> **Exercise task**: Copy out exactly the lines from the one containing "Extract all readable text from this page." to the last line of the records below, both included, and leave out any pictures.
### Supplied data
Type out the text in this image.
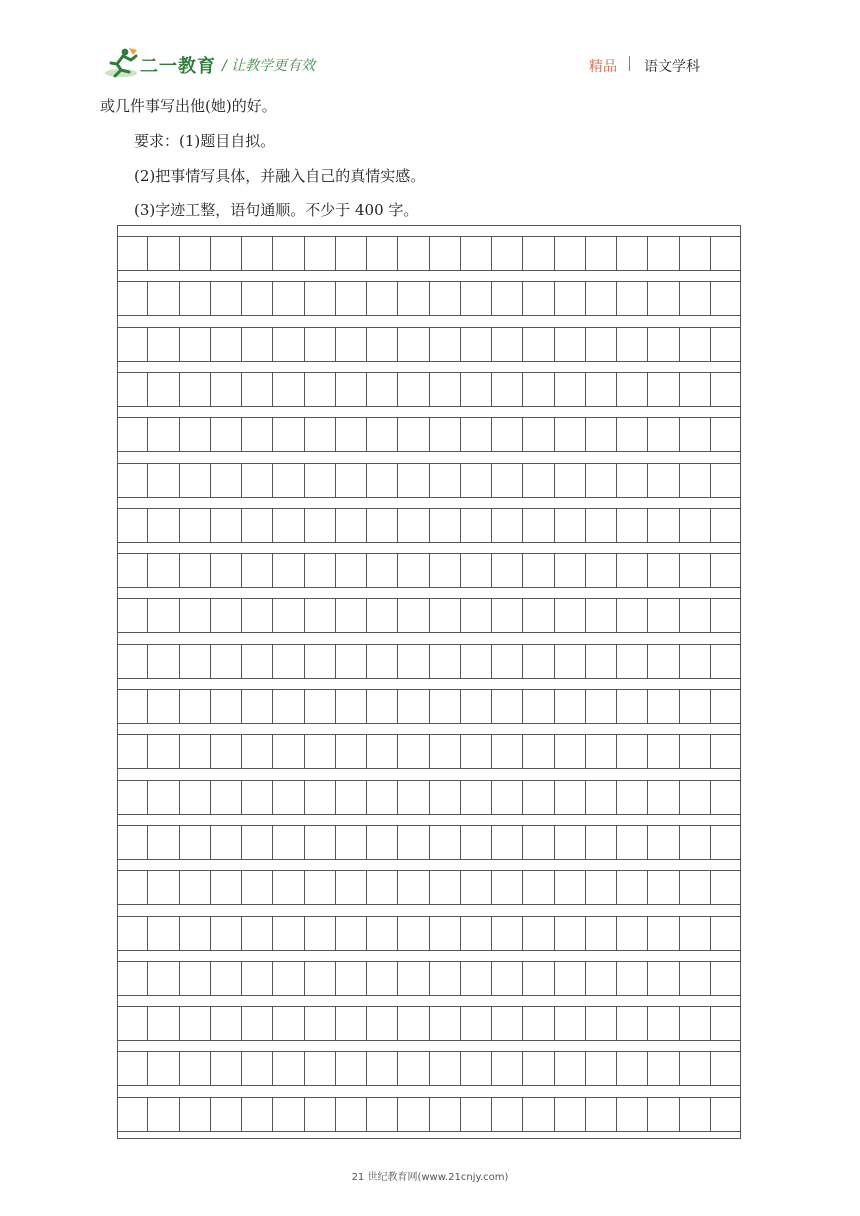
二一教育 / 让教学更有效	精品 语文学科
或几件事写出他(她)的好。
要求：(1)题目自拟。
(2)把事情写具体，并融入自己的真情实感。
(3)字迹工整，语句通顺。不少于 400 字。
21 世纪教育网(www.21cnjy.com)
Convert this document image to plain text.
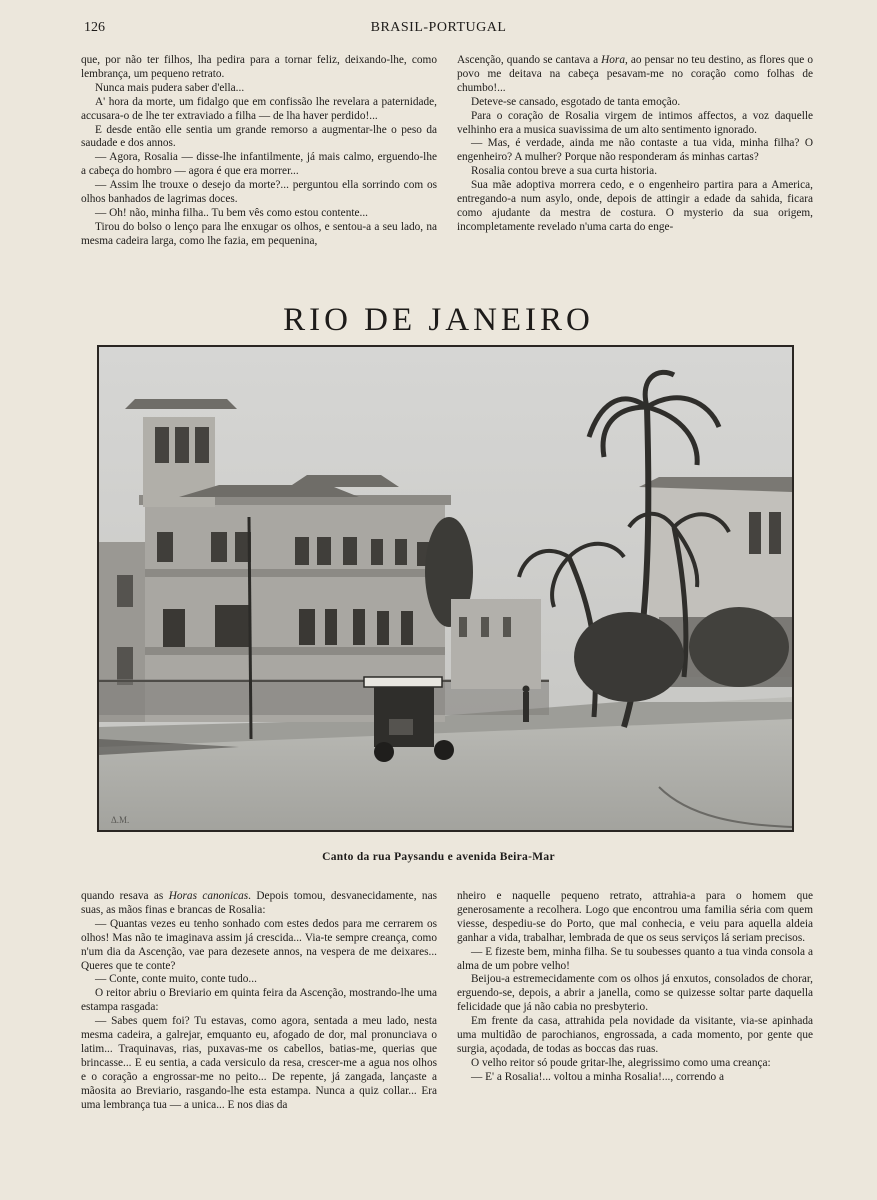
126	BRASIL-PORTUGAL

que, por não ter filhos, lha pedira para a tornar feliz, deixando-lhe, como lembrança, um pequeno retrato.

Nunca mais pudera saber d'ella...

A' hora da morte, um fidalgo que em confissão lhe revelara a paternidade, accusara-o de lhe ter extraviado a filha — de lha haver perdido!...

E desde então elle sentia um grande remorso a augmentar-lhe o peso da saudade e dos annos.

— Agora, Rosalia — disse-lhe infantilmente, já mais calmo, erguendo-lhe a cabeça do hombro — agora é que era morrer...

— Assim lhe trouxe o desejo da morte?... perguntou ella sorrindo com os olhos banhados de lagrimas doces.

— Oh! não, minha filha.. Tu bem vês como estou contente...

Tirou do bolso o lenço para lhe enxugar os olhos, e sentou-a a seu lado, na mesma cadeira larga, como lhe fazia, em pequenina,

Ascenção, quando se cantava a Hora, ao pensar no teu destino, as flores que o povo me deitava na cabeça pesavam-me no coração como folhas de chumbo!...

Deteve-se cansado, esgotado de tanta emoção.

Para o coração de Rosalia virgem de intimos affectos, a voz daquelle velhinho era a musica suavissima de um alto sentimento ignorado.

— Mas, é verdade, ainda me não contaste a tua vida, minha filha? O engenheiro? A mulher? Porque não responderam ás minhas cartas?

Rosalia contou breve a sua curta historia.

Sua mãe adoptiva morrera cedo, e o engenheiro partira para a America, entregando-a num asylo, onde, depois de attingir a edade da sahida, ficara como ajudante da mestra de costura. O mysterio da sua origem, incompletamente revelado n'uma carta do enge-

RIO DE JANEIRO
Δ.M.
Canto da rua Paysandu e avenida Beira-Mar

quando resava as Horas canonicas. Depois tomou, desvanecidamente, nas suas, as mãos finas e brancas de Rosalia:

— Quantas vezes eu tenho sonhado com estes dedos para me cerrarem os olhos! Mas não te imaginava assim já crescida... Via-te sempre creança, como n'um dia da Ascenção, vae para dezesete annos, na vespera de me deixares... Queres que te conte?

— Conte, conte muito, conte tudo...

O reitor abriu o Breviario em quinta feira da Ascenção, mostrando-lhe uma estampa rasgada:

— Sabes quem foi? Tu estavas, como agora, sentada a meu lado, nesta mesma cadeira, a galrejar, emquanto eu, afogado de dor, mal pronunciava o latim... Traquinavas, rias, puxavas-me os cabellos, batias-me, querias que brincasse... E eu sentia, a cada versiculo da resa, crescer-me a agua nos olhos e o coração a engrossar-me no peito... De repente, já zangada, lançaste a mãosita ao Breviario, rasgando-lhe esta estampa. Nunca a quiz collar... Era uma lembrança tua — a unica... E nos dias da

nheiro e naquelle pequeno retrato, attrahia-a para o homem que generosamente a recolhera. Logo que encontrou uma familia séria com quem viesse, despediu-se do Porto, que mal conhecia, e veiu para aquella aldeia ganhar a vida, trabalhar, lembrada de que os seus serviços lá seriam precisos.

— E fizeste bem, minha filha. Se tu soubesses quanto a tua vinda consola a alma de um pobre velho!

Beijou-a estremecidamente com os olhos já enxutos, consolados de chorar, erguendo-se, depois, a abrir a janella, como se quizesse soltar parte daquella felicidade que já não cabia no presbyterio.

Em frente da casa, attrahida pela novidade da visitante, via-se apinhada uma multidão de parochianos, engrossada, a cada momento, por gente que surgia, açodada, de todas as boccas das ruas.

O velho reitor só poude gritar-lhe, alegrissimo como uma creança:

— E' a Rosalia!... voltou a minha Rosalia!..., correndo a
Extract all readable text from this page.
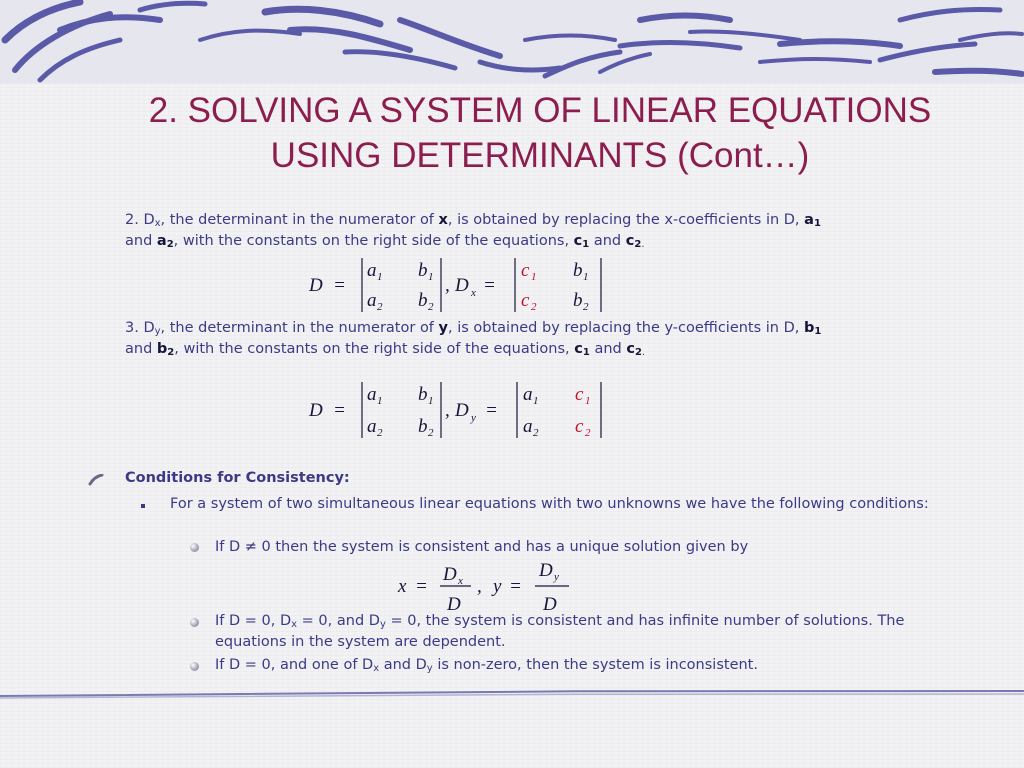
2. SOLVING A SYSTEM OF LINEAR EQUATIONS
USING DETERMINANTS (Cont…)
2. $D_x$, the determinant in the numerator of x, is obtained by replacing the x-coefficients in D, $a_1$
and $a_2$, with the constants on the right side of the equations, $c_1$ and $c_{2.}$
D =
a 1 b 1
a 2 b 2
, D x =
c 1 b 1
c 2 b 2
3. $D_y$, the determinant in the numerator of y, is obtained by replacing the y-coefficients in D, $b_1$
and $b_2$, with the constants on the right side of the equations, $c_1$ and $c_{2.}$
D =
a 1 b 1
a 2 b 2
, D y =
a 1 c 1
a 2 c 2
Conditions for Consistency:
For a system of two simultaneous linear equations with two unknowns we have the following conditions:
If D ≠ 0 then the system is consistent and has a unique solution given by
x =
D x
D
, y =
D y
D
If D = 0, $D_x = 0$, and $D_y = 0$, the system is consistent and has infinite number of solutions. The equations in the system are dependent.
If D = 0, and one of $D_x$ and $D_y$ is non-zero, then the system is inconsistent.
######
> **Complete answer**:
Extract all readable text from this page.
2. SOLVING A SYSTEM OF LINEAR EQUATIONS
USING DETERMINANTS (Cont…)
2. $D_x$, the determinant in the numerator of x, is obtained by replacing the x-coefficients in D, $a_1$
and $a_2$, with the constants on the right side of the equations, $c_1$ and $c_{2.}$
D =
a 1 b 1
a 2 b 2
, D x =
c 1 b 1
c 2 b 2
3. $D_y$, the determinant in the numerator of y, is obtained by replacing the y-coefficients in D, $b_1$
and $b_2$, with the constants on the right side of the equations, $c_1$ and $c_{2.}$
D =
a 1 b 1
a 2 b 2
, D y =
a 1 c 1
a 2 c 2
Conditions for Consistency:
For a system of two simultaneous linear equations with two unknowns we have the following conditions:
If D ≠ 0 then the system is consistent and has a unique solution given by
x =
D x
D
, y =
D y
D
If D = 0, $D_x = 0$, and $D_y = 0$, the system is consistent and has infinite number of solutions. The equations in the system are dependent.
If D = 0, and one of $D_x$ and $D_y$ is non-zero, then the system is inconsistent.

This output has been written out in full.